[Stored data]
■ ■ ■

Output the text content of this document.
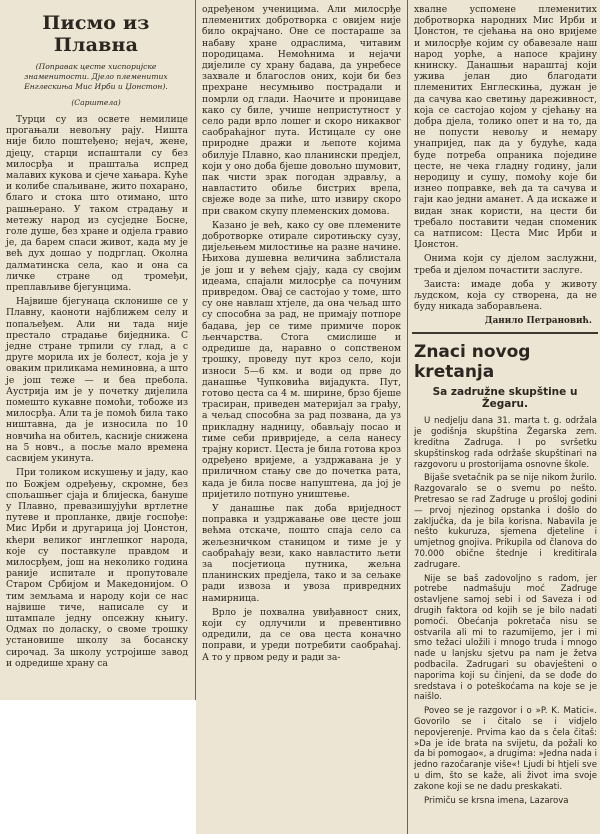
Писмо из Плавна
(Поправак цесте хиспориjске знаменитости. Дjело племенитих Енглескиња Мис Ирби и Џонстон).
(Сарштела)
Турци су из освете немилице прогањали невољну раjу. Ништа није било поштеђено; нејач, жене, дjецу, старци испаштали су без милосрђа и праштаља испред малавих кукова и сjече хањара. Куће и колибе спаљиване, жито похарано, благо и стока што отимано, што рашњерано. У таком страдању и метежу народ из сусjедне Босне, голе душе, без хране и одjела гравио је, да барем спаси живот, када му је већ дух дошао у подрглац. Околна далматинска села, као и она са личке стране од тромеђи, преплављиве бjегунцима.
Највише бjегунаца склонише се у Плавну, каоноти најближем селу и попаљеђем. Али ни тада није престало страдање биједника. С једне стране трпили су глад, а с друге морила их је болест, која је у овaким приликама неминовна, а што је још теже — и беа пребола. Аустрија им је у почетку дијелила помешто кукавне помоћи, тобоже из милосрђа. Али та је помоћ била тако ништавна, да је износила по 10 новчића на обитељ, касније снижена на 5 новч., а посље мало времена сасвијем укинута.
При толиком искушењу и јаду, као по Божјем одређењу, скромне, без спољашњег сјаја и блиjеска, бануше у Плавно, превазишујући вртлетне путеве и пропланке, двије госпође: Мис Ирби и другарица јој Џонстон, кћери великог инглешког народа, које су поставкуле правдом и милосрђем, још на неколико година раније испитале и пропутовале Старом Србијом и Македонијом. О тим земљама и народу који се нас највише тиче, написале су и штампале једну опсежну књигу. Одмах по доласку, о своме трошку установише школу за босанску сирочад. За школу устројише завод и одредише храну са
одређеном ученицима. Али милосрђе племенитих добротворка с овијем није било окрајчано. Оне се постараше за набаву хране одраслима, читавим породицама. Немоћнима и нејачи дијелиле су храну бадава, да унребесе захвале и благослов оних, који би без прехране несумњиво пострадали и помрли од глади. Наочите и проницаве како су биле, учише непристутност у село ради врло лошег и скоро никаквог саобраћајног пута. Истицале су оне природне дражи и љепоте којима обилује Плавно, као планински предjел, који у оно доба бjеше довољно шумовит, пак чисти зрак погодан здрављу, а навластито обиље бистрих врела, свјеже воде за пиће, што извиру скоро при сваком скупу племенских домова.
Казано је већ, како су ове племените добротворке отирале сиротињску сузу, дијељењем милостиње на разне начине. Њихова душевна величина заблистала је још и у већем сјају, када су својим идеама, спајали милосрђе са почуним привредом. Овај се састојао у томе, што су оне навлаш хтjеле, да она чељад што су способна за рад, не примају потпоре бадава, јер се тиме примиче порок љенчарства. Стога смислише и одредише да, наравно о сопственом трошку, проведу пут кроз село, који износи 5—6 км. и води од прве до данашње Чупковића виjадукта. Пут, готово цеста са 4 м. ширине, брзо бјеше трасиран, приведен материjал за грађу, а чељад способна за рад позвана, да уз приклaдну надницу, обављају посао и тиме себи привриjеде, а села нанесу трајну корист. Цеста је била готова кроз одређено вријеме, а уздржавана је у приличном стању све до почетка рата, када је била посве напуштена, да јој је приjетило потпуно уништење.
У данашње пак доба вриjедност поправка и уздржавање ове цесте још већма отскаче, пошто спаја село са жељезничком станицом и тиме је у саобраћају вези, како навластито љети за посjетиоца путника, жељна планинских предjела, тако и за сељаке ради извоза и увоза привредних намирница.
Врло је похвална увиђавност сних, који су одлучили и превентивно одредили, да се ова цеста коначно поправи, и уреди потребити саобраћај. А то у првом реду и ради за-
хвалне успомене племенитих добротворка народних Мис Ирби и Џонстон, те сјећања на оно вријеме и милосрђе којим су обавезале наш народ уорће, а напосе крајину книнску. Данашњи нараштај који ужива јелан дио благодати племенитих Енглескиња, дужан је да сачува као светињу дaреживност, која се састојао којом у сјећању на добра дјела, толико опет и на то, да не попусти невољу и немару унапријед, пак да у будуће, када буде потреба опраника поједине цесте, не чека гладну годину, јали неродицу и сушу, помоћу које би изнео поправке, већ да та сачува и гаји као једни аманет. А да искаже и видан знак користи, на цести би требало поставити чедан споменик са натписом: Цеста Мис Ирби и Џонстон.
Онима који су дjелом заслужни, треба и дjелом почастити заслуге.
Заиста: имаде доба у животу људском, која су створена, да не буду никада заборављена.
Данило Петрановић.
Znaci novog kretanja
Sa zadružne skupštine u Žegaru.
U nedjelju dana 31. marta t. g. održala je godišnja skupština Žegarska zem. kreditna Zadruga. I po svršetku skupštinskog rada održaše skupštinari na razgovoru u prostorijama osnovne škole.
Bijaše svetačnik pa se nije nikom žurilo. Razgovaralo se o svemu po nešto. Pretresao se rad Zadruge u prošloj godini — prvoj njezinog opstanka i došlo do zaključka, da je bila korisna. Nabavila je nešto kukuruza, sjemena djetelinе i umjetnog gnojiva. Prikupila od članova do 70.000 običnе štednje i kreditirala zadrugare.
Nije se baš zadovoljno s radom, jer potrebe nadmašuju moć Zadruge ostavljene samoj sebi i od Saveza i od drugih faktora od kojih se je bilo nadati pomoći. Obećanja pokretača nisu se ostvarila ali mi to razumijemo, jer i mi smo težaci uložili i mnogo truda i mnogo nade u lanjsku sjetvu pa nam je žetva podbacila. Zadrugari su obavješteni o naporima koji su činjeni, da se dođe do sredstava i o poteškoćama na koje se je naišlo.
Povео se je razgovor i o »P. K. Matici«. Govorilo se i čitalo se i vidjelo nepovjerenje. Prvima kao da s čela čitaš: »Da je ide brata na svijetu, da požali ko da bi pomogao«, a drugima: »Jedna nada i jedno razočaranje više«! Ljudi bi htjeli sve u dim, što se kaže, ali život ima svoje zakone koji se ne dadu preskakati.
Primiču se krsna imena, Lazarova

■ ■ ■

*WHAT THE TASK ASKS:* Print the whole listing above once more, word for word, without its pictures.

*CORRECT OUTPUT:*
Output the text content of this document.
Писмо из Плавна
(Поправак цесте хиспориjске знаменитости. Дjело племенитих Енглескиња Мис Ирби и Џонстон).
(Сарштела)
Турци су из освете немилице прогањали невољну раjу. Ништа није било поштеђено; нејач, жене, дjецу, старци испаштали су без милосрђа и праштаља испред малавих кукова и сjече хањара. Куће и колибе спаљиване, жито похарано, благо и стока што отимано, што рашњерано. У таком страдању и метежу народ из сусjедне Босне, голе душе, без хране и одjела гравио је, да барем спаси живот, када му је већ дух дошао у подрглац. Околна далматинска села, као и она са личке стране од тромеђи, преплављиве бjегунцима.
Највише бjегунаца склонише се у Плавну, каоноти најближем селу и попаљеђем. Али ни тада није престало страдање биједника. С једне стране трпили су глад, а с друге морила их је болест, која је у овaким приликама неминовна, а што је још теже — и беа пребола. Аустрија им је у почетку дијелила помешто кукавне помоћи, тобоже из милосрђа. Али та је помоћ била тако ништавна, да је износила по 10 новчића на обитељ, касније снижена на 5 новч., а посље мало времена сасвијем укинута.
При толиком искушењу и јаду, као по Божјем одређењу, скромне, без спољашњег сјаја и блиjеска, бануше у Плавно, превазишујући вртлетне путеве и пропланке, двије госпође: Мис Ирби и другарица јој Џонстон, кћери великог инглешког народа, које су поставкуле правдом и милосрђем, још на неколико година раније испитале и пропутовале Старом Србијом и Македонијом. О тим земљама и народу који се нас највише тиче, написале су и штампале једну опсежну књигу. Одмах по доласку, о своме трошку установише школу за босанску сирочад. За школу устројише завод и одредише храну са
одређеном ученицима. Али милосрђе племенитих добротворка с овијем није било окрајчано. Оне се постараше за набаву хране одраслима, читавим породицама. Немоћнима и нејачи дијелиле су храну бадава, да унребесе захвале и благослов оних, који би без прехране несумњиво пострадали и помрли од глади. Наочите и проницаве како су биле, учише непристутност у село ради врло лошег и скоро никаквог саобраћајног пута. Истицале су оне природне дражи и љепоте којима обилује Плавно, као планински предjел, који у оно доба бjеше довољно шумовит, пак чисти зрак погодан здрављу, а навластито обиље бистрих врела, свјеже воде за пиће, што извиру скоро при сваком скупу племенских домова.
Казано је већ, како су ове племените добротворке отирале сиротињску сузу, дијељењем милостиње на разне начине. Њихова душевна величина заблистала је још и у већем сјају, када су својим идеама, спајали милосрђе са почуним привредом. Овај се састојао у томе, што су оне навлаш хтjеле, да она чељад што су способна за рад, не примају потпоре бадава, јер се тиме примиче порок љенчарства. Стога смислише и одредише да, наравно о сопственом трошку, проведу пут кроз село, који износи 5—6 км. и води од прве до данашње Чупковића виjадукта. Пут, готово цеста са 4 м. ширине, брзо бјеше трасиран, приведен материjал за грађу, а чељад способна за рад позвана, да уз приклaдну надницу, обављају посао и тиме себи привриjеде, а села нанесу трајну корист. Цеста је била готова кроз одређено вријеме, а уздржавана је у приличном стању све до почетка рата, када је била посве напуштена, да јој је приjетило потпуно уништење.
У данашње пак доба вриjедност поправка и уздржавање ове цесте још већма отскаче, пошто спаја село са жељезничком станицом и тиме је у саобраћају вези, како навластито љети за посjетиоца путника, жељна планинских предjела, тако и за сељаке ради извоза и увоза привредних намирница.
Врло је похвална увиђавност сних, који су одлучили и превентивно одредили, да се ова цеста коначно поправи, и уреди потребити саобраћај. А то у првом реду и ради за-
хвалне успомене племенитих добротворка народних Мис Ирби и Џонстон, те сјећања на оно вријеме и милосрђе којим су обавезале наш народ уорће, а напосе крајину книнску. Данашњи нараштај који ужива јелан дио благодати племенитих Енглескиња, дужан је да сачува као светињу дaреживност, која се састојао којом у сјећању на добра дјела, толико опет и на то, да не попусти невољу и немару унапријед, пак да у будуће, када буде потреба опраника поједине цесте, не чека гладну годину, јали неродицу и сушу, помоћу које би изнео поправке, већ да та сачува и гаји као једни аманет. А да искаже и видан знак користи, на цести би требало поставити чедан споменик са натписом: Цеста Мис Ирби и Џонстон.
Онима који су дjелом заслужни, треба и дjелом почастити заслуге.
Заиста: имаде доба у животу људском, која су створена, да не буду никада заборављена.
Данило Петрановић.
Znaci novog kretanja
Sa zadružne skupštine u Žegaru.
U nedjelju dana 31. marta t. g. održala je godišnja skupština Žegarska zem. kreditna Zadruga. I po svršetku skupštinskog rada održaše skupštinari na razgovoru u prostorijama osnovne škole.
Bijaše svetačnik pa se nije nikom žurilo. Razgovaralo se o svemu po nešto. Pretresao se rad Zadruge u prošloj godini — prvoj njezinog opstanka i došlo do zaključka, da je bila korisna. Nabavila je nešto kukuruza, sjemena djetelinе i umjetnog gnojiva. Prikupila od članova do 70.000 običnе štednje i kreditirala zadrugare.
Nije se baš zadovoljno s radom, jer potrebe nadmašuju moć Zadruge ostavljene samoj sebi i od Saveza i od drugih faktora od kojih se je bilo nadati pomoći. Obećanja pokretača nisu se ostvarila ali mi to razumijemo, jer i mi smo težaci uložili i mnogo truda i mnogo nade u lanjsku sjetvu pa nam je žetva podbacila. Zadrugari su obavješteni o naporima koji su činjeni, da se dođe do sredstava i o poteškoćama na koje se je naišlo.
Povео se je razgovor i o »P. K. Matici«. Govorilo se i čitalo se i vidjelo nepovjerenje. Prvima kao da s čela čitaš: »Da je ide brata na svijetu, da požali ko da bi pomogao«, a drugima: »Jedna nada i jedno razočaranje više«! Ljudi bi htjeli sve u dim, što se kaže, ali život ima svoje zakone koji se ne dadu preskakati.
Primiču se krsna imena, Lazarova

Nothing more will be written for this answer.